Lines of data:
[Start]
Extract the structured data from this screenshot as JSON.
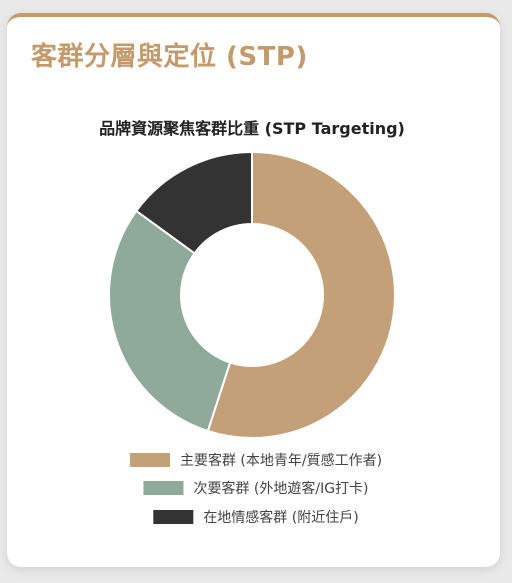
{
  "card": {
    "title": "客群分層與定位 (STP)",
    "accent_color": "#c49a6c"
  },
  "chart_data": {
    "type": "pie",
    "donut": true,
    "title": "品牌資源聚焦客群比重 (STP Targeting)",
    "categories": [
      "主要客群 (本地青年/質感工作者)",
      "次要客群 (外地遊客/IG打卡)",
      "在地情感客群 (附近住戶)"
    ],
    "values": [
      55,
      30,
      15
    ],
    "colors": [
      "#c4a078",
      "#8fa99b",
      "#333333"
    ],
    "legend_position": "bottom"
  }
}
[End]
Go through the entries and return each line where the word "title" appears.

    "title": "客群分層與定位 (STP)",
    "title": "品牌資源聚焦客群比重 (STP Targeting)",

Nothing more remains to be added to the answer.